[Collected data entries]
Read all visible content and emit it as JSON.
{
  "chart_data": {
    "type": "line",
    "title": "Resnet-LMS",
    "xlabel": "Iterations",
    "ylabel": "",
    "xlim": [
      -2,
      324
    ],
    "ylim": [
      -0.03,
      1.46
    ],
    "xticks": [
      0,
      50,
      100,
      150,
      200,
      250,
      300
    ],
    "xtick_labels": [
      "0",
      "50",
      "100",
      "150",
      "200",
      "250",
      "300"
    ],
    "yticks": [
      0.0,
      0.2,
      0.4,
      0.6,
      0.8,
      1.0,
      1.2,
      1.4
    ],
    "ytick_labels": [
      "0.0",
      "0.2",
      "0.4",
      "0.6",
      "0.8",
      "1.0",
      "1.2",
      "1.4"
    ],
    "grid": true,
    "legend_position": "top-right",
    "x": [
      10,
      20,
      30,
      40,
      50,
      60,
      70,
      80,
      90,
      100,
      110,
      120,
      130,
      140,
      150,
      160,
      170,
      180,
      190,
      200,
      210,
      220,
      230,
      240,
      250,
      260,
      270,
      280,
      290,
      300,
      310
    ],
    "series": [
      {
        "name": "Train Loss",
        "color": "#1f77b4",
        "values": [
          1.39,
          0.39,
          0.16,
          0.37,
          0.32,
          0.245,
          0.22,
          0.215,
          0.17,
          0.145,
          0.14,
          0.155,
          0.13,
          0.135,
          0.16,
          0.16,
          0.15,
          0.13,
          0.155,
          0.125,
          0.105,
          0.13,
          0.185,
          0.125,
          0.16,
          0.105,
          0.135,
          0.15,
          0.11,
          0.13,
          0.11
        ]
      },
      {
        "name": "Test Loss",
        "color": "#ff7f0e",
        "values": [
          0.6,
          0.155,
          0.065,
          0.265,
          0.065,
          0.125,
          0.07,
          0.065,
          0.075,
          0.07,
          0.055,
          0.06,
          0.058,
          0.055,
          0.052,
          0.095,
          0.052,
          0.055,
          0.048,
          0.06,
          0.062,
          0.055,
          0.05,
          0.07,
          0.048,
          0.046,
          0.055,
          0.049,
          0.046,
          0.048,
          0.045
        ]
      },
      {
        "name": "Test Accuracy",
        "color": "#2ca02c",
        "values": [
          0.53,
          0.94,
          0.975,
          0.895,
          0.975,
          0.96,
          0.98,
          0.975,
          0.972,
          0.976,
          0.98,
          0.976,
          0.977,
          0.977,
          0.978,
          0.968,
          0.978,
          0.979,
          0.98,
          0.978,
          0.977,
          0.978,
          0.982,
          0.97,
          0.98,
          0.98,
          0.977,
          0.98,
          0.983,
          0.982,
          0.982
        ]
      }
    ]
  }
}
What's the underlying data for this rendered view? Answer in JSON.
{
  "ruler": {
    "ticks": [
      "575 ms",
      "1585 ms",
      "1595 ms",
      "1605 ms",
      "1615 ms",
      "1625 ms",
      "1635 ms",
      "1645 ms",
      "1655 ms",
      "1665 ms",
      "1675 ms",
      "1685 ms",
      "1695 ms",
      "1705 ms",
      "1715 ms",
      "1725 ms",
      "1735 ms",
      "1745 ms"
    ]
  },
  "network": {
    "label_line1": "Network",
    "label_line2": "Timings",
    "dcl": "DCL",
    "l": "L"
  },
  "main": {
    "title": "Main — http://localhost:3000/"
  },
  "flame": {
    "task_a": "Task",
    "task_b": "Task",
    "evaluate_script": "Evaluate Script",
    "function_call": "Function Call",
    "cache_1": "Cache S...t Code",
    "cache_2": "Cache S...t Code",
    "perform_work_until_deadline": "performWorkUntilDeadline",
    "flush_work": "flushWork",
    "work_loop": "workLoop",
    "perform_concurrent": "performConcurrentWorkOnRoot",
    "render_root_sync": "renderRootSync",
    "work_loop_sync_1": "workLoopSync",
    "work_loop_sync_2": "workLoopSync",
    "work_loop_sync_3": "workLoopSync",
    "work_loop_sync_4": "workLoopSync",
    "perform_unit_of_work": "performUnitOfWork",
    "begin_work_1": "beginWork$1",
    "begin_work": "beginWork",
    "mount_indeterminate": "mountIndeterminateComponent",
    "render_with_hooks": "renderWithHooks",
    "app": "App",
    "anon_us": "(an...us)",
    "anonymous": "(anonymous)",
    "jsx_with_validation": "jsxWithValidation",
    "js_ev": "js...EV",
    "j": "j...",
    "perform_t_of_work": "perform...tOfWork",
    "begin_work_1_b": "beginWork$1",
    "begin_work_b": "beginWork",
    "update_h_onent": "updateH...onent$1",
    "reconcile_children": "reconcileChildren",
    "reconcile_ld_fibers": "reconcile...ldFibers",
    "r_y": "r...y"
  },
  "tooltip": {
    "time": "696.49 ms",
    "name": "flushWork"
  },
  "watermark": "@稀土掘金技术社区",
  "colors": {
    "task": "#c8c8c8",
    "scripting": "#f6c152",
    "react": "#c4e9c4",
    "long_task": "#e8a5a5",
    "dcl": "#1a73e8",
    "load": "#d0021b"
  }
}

→ **Required work**:
Repeat every record, keeping each word and mark exactly as it is.

→ **Result**:
Read all visible content and emit it as JSON.
{
  "chart_data": {
    "type": "line",
    "title": "Resnet-LMS",
    "xlabel": "Iterations",
    "ylabel": "",
    "xlim": [
      -2,
      324
    ],
    "ylim": [
      -0.03,
      1.46
    ],
    "xticks": [
      0,
      50,
      100,
      150,
      200,
      250,
      300
    ],
    "xtick_labels": [
      "0",
      "50",
      "100",
      "150",
      "200",
      "250",
      "300"
    ],
    "yticks": [
      0.0,
      0.2,
      0.4,
      0.6,
      0.8,
      1.0,
      1.2,
      1.4
    ],
    "ytick_labels": [
      "0.0",
      "0.2",
      "0.4",
      "0.6",
      "0.8",
      "1.0",
      "1.2",
      "1.4"
    ],
    "grid": true,
    "legend_position": "top-right",
    "x": [
      10,
      20,
      30,
      40,
      50,
      60,
      70,
      80,
      90,
      100,
      110,
      120,
      130,
      140,
      150,
      160,
      170,
      180,
      190,
      200,
      210,
      220,
      230,
      240,
      250,
      260,
      270,
      280,
      290,
      300,
      310
    ],
    "series": [
      {
        "name": "Train Loss",
        "color": "#1f77b4",
        "values": [
          1.39,
          0.39,
          0.16,
          0.37,
          0.32,
          0.245,
          0.22,
          0.215,
          0.17,
          0.145,
          0.14,
          0.155,
          0.13,
          0.135,
          0.16,
          0.16,
          0.15,
          0.13,
          0.155,
          0.125,
          0.105,
          0.13,
          0.185,
          0.125,
          0.16,
          0.105,
          0.135,
          0.15,
          0.11,
          0.13,
          0.11
        ]
      },
      {
        "name": "Test Loss",
        "color": "#ff7f0e",
        "values": [
          0.6,
          0.155,
          0.065,
          0.265,
          0.065,
          0.125,
          0.07,
          0.065,
          0.075,
          0.07,
          0.055,
          0.06,
          0.058,
          0.055,
          0.052,
          0.095,
          0.052,
          0.055,
          0.048,
          0.06,
          0.062,
          0.055,
          0.05,
          0.07,
          0.048,
          0.046,
          0.055,
          0.049,
          0.046,
          0.048,
          0.045
        ]
      },
      {
        "name": "Test Accuracy",
        "color": "#2ca02c",
        "values": [
          0.53,
          0.94,
          0.975,
          0.895,
          0.975,
          0.96,
          0.98,
          0.975,
          0.972,
          0.976,
          0.98,
          0.976,
          0.977,
          0.977,
          0.978,
          0.968,
          0.978,
          0.979,
          0.98,
          0.978,
          0.977,
          0.978,
          0.982,
          0.97,
          0.98,
          0.98,
          0.977,
          0.98,
          0.983,
          0.982,
          0.982
        ]
      }
    ]
  }
}
What's the underlying data for this rendered view? Answer in JSON.
{
  "ruler": {
    "ticks": [
      "575 ms",
      "1585 ms",
      "1595 ms",
      "1605 ms",
      "1615 ms",
      "1625 ms",
      "1635 ms",
      "1645 ms",
      "1655 ms",
      "1665 ms",
      "1675 ms",
      "1685 ms",
      "1695 ms",
      "1705 ms",
      "1715 ms",
      "1725 ms",
      "1735 ms",
      "1745 ms"
    ]
  },
  "network": {
    "label_line1": "Network",
    "label_line2": "Timings",
    "dcl": "DCL",
    "l": "L"
  },
  "main": {
    "title": "Main — http://localhost:3000/"
  },
  "flame": {
    "task_a": "Task",
    "task_b": "Task",
    "evaluate_script": "Evaluate Script",
    "function_call": "Function Call",
    "cache_1": "Cache S...t Code",
    "cache_2": "Cache S...t Code",
    "perform_work_until_deadline": "performWorkUntilDeadline",
    "flush_work": "flushWork",
    "work_loop": "workLoop",
    "perform_concurrent": "performConcurrentWorkOnRoot",
    "render_root_sync": "renderRootSync",
    "work_loop_sync_1": "workLoopSync",
    "work_loop_sync_2": "workLoopSync",
    "work_loop_sync_3": "workLoopSync",
    "work_loop_sync_4": "workLoopSync",
    "perform_unit_of_work": "performUnitOfWork",
    "begin_work_1": "beginWork$1",
    "begin_work": "beginWork",
    "mount_indeterminate": "mountIndeterminateComponent",
    "render_with_hooks": "renderWithHooks",
    "app": "App",
    "anon_us": "(an...us)",
    "anonymous": "(anonymous)",
    "jsx_with_validation": "jsxWithValidation",
    "js_ev": "js...EV",
    "j": "j...",
    "perform_t_of_work": "perform...tOfWork",
    "begin_work_1_b": "beginWork$1",
    "begin_work_b": "beginWork",
    "update_h_onent": "updateH...onent$1",
    "reconcile_children": "reconcileChildren",
    "reconcile_ld_fibers": "reconcile...ldFibers",
    "r_y": "r...y"
  },
  "tooltip": {
    "time": "696.49 ms",
    "name": "flushWork"
  },
  "watermark": "@稀土掘金技术社区",
  "colors": {
    "task": "#c8c8c8",
    "scripting": "#f6c152",
    "react": "#c4e9c4",
    "long_task": "#e8a5a5",
    "dcl": "#1a73e8",
    "load": "#d0021b"
  }
}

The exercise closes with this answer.